• Exercise instructions
Find every line containing the word "中的间隙固溶体" in the records below; report only how many there are.

◆ ◆ ◆ ◆ ◆

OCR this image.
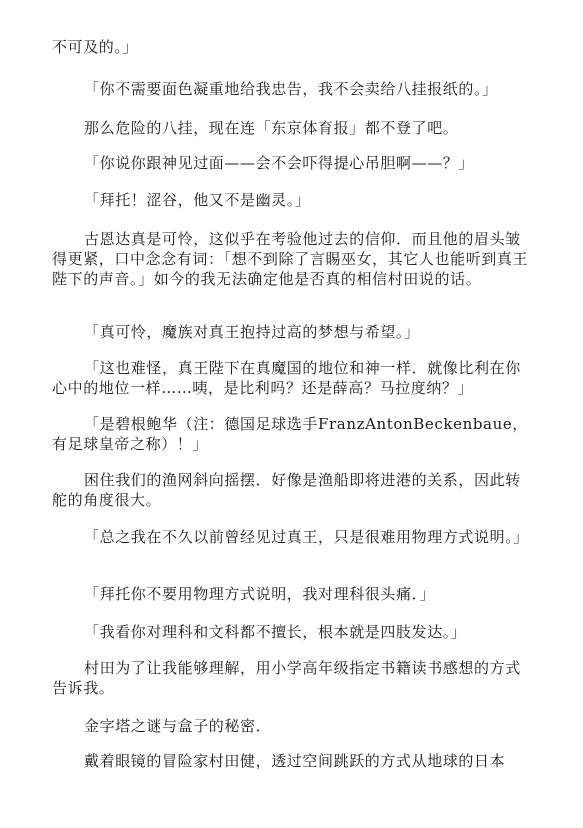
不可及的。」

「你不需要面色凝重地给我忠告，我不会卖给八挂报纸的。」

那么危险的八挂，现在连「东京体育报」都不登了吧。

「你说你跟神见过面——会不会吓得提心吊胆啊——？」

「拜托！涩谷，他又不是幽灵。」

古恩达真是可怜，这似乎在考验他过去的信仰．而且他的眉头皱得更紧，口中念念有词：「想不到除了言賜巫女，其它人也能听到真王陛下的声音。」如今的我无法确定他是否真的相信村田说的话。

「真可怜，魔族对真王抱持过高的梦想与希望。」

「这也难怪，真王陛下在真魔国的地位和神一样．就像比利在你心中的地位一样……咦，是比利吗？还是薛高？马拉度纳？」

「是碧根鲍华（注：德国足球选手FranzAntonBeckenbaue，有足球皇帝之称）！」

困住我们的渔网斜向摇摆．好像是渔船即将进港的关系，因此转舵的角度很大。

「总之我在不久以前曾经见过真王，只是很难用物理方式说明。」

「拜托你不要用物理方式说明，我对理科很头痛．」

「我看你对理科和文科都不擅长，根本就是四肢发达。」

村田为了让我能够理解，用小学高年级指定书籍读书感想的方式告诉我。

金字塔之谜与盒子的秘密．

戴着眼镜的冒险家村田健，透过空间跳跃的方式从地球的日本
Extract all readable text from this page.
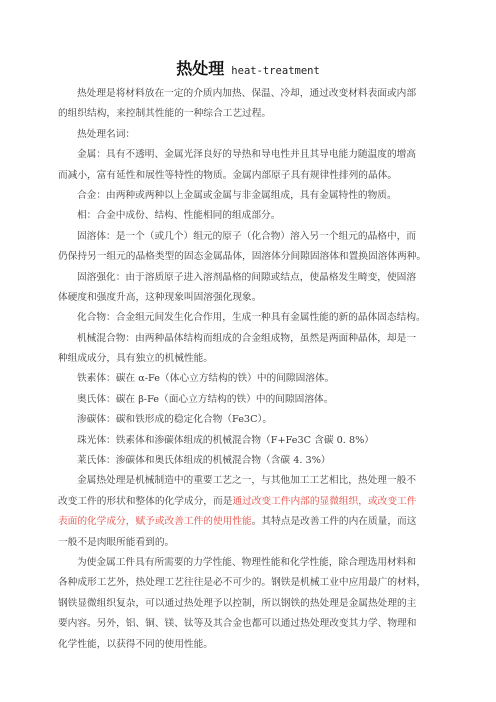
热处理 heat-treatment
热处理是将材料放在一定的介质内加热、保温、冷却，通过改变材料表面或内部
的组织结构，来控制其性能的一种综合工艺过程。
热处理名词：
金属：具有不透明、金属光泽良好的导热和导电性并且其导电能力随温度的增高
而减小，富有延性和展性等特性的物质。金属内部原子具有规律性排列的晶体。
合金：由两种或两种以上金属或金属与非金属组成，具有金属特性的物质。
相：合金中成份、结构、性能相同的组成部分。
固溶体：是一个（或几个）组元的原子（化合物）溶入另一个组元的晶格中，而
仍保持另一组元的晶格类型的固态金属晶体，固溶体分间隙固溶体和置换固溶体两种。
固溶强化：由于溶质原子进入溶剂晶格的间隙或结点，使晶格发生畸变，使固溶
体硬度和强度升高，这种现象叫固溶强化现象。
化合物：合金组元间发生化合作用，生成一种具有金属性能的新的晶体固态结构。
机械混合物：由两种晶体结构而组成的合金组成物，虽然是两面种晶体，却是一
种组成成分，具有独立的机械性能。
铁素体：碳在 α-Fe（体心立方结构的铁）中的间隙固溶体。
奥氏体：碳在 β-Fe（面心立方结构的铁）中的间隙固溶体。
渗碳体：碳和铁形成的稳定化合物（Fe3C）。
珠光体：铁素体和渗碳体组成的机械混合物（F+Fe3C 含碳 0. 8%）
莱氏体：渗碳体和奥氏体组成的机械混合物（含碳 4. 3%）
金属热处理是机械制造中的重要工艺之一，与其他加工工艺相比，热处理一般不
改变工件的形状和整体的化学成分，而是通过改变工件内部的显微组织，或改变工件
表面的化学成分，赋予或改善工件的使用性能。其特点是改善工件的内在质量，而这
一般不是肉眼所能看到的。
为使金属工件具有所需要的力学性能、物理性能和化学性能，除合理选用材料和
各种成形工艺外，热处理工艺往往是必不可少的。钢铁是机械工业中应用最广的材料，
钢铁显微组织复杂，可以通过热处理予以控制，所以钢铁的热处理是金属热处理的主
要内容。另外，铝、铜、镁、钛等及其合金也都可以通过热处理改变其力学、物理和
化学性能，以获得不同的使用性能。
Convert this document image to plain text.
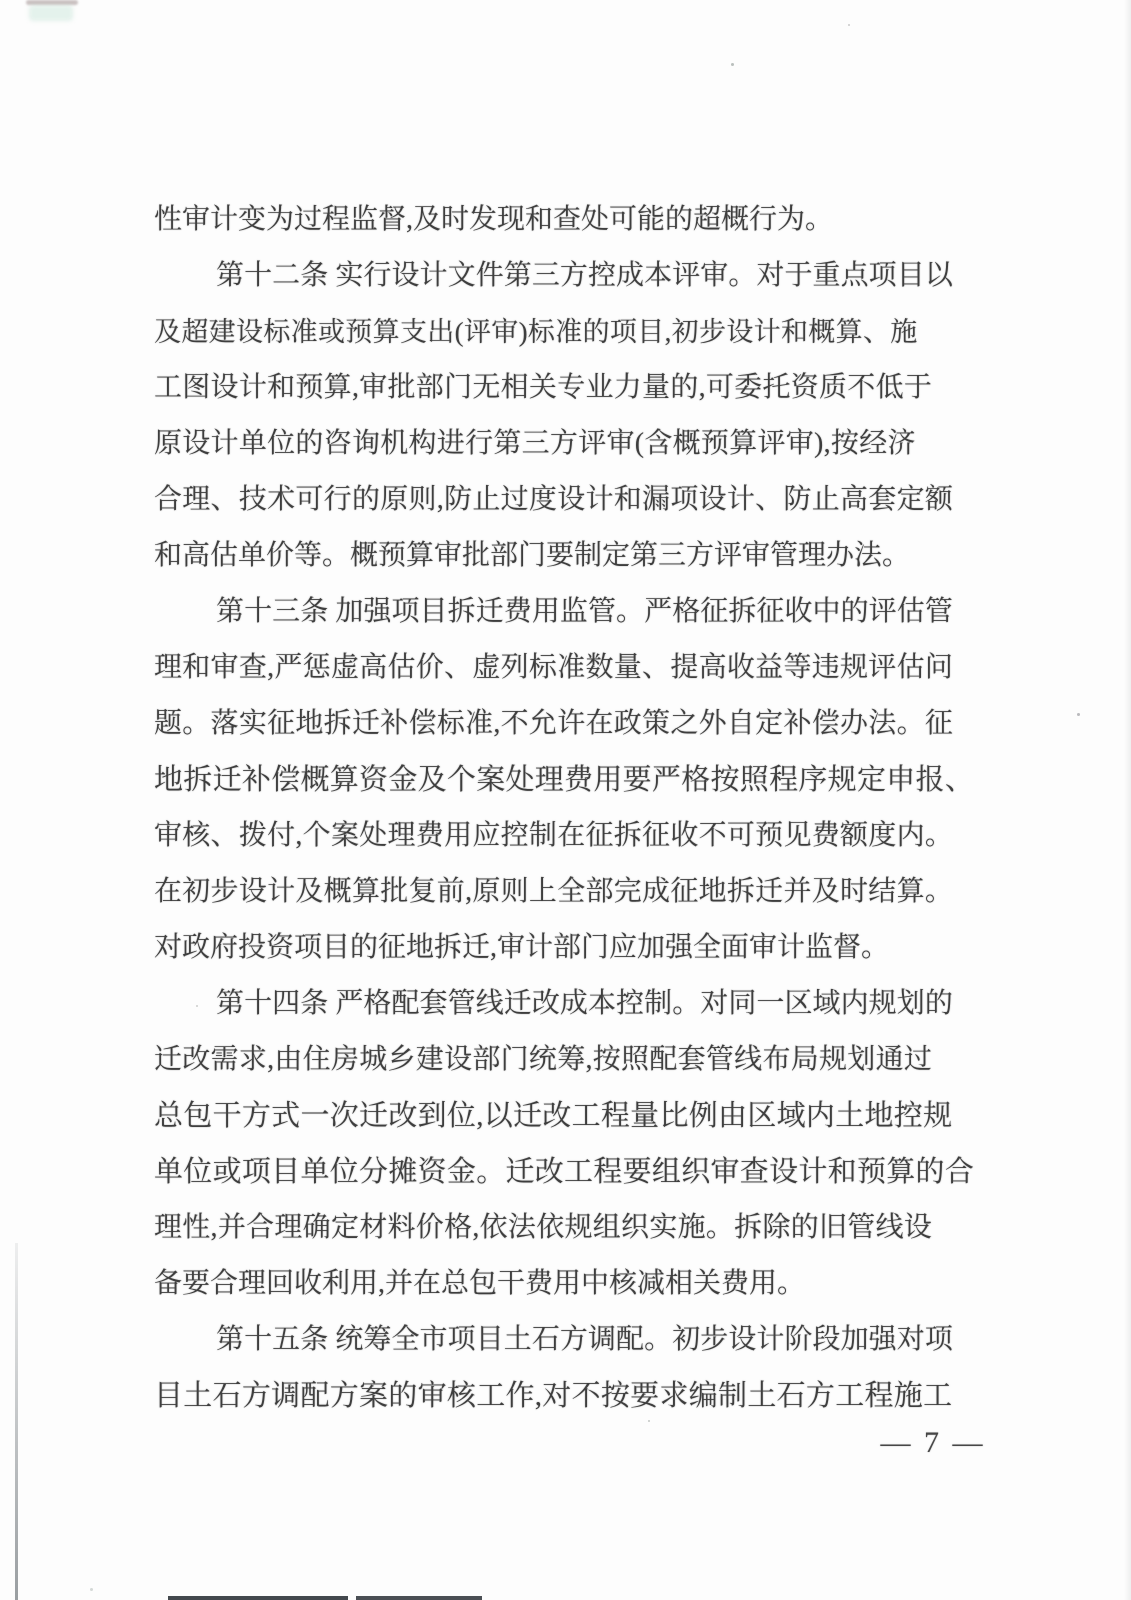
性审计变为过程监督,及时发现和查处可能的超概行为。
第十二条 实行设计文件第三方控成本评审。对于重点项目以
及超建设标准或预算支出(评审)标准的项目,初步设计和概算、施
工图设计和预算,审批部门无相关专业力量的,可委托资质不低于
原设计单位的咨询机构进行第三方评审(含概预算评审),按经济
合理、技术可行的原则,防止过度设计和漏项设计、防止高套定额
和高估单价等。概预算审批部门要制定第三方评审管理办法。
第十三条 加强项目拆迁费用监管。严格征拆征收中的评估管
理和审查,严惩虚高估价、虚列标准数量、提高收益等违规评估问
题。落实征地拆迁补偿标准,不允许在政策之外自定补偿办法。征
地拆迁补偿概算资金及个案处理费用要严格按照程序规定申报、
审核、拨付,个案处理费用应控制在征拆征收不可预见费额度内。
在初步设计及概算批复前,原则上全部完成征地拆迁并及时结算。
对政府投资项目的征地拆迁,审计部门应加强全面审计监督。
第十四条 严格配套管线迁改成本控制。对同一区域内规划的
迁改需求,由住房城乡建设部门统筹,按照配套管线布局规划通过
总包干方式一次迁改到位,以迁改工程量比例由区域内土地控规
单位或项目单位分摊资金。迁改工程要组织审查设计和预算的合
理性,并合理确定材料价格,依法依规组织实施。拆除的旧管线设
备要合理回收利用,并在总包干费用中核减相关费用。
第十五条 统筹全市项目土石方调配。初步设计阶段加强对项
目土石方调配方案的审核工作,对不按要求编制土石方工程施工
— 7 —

◆ ◆ ◆ ◆ ◆

• Final answer
2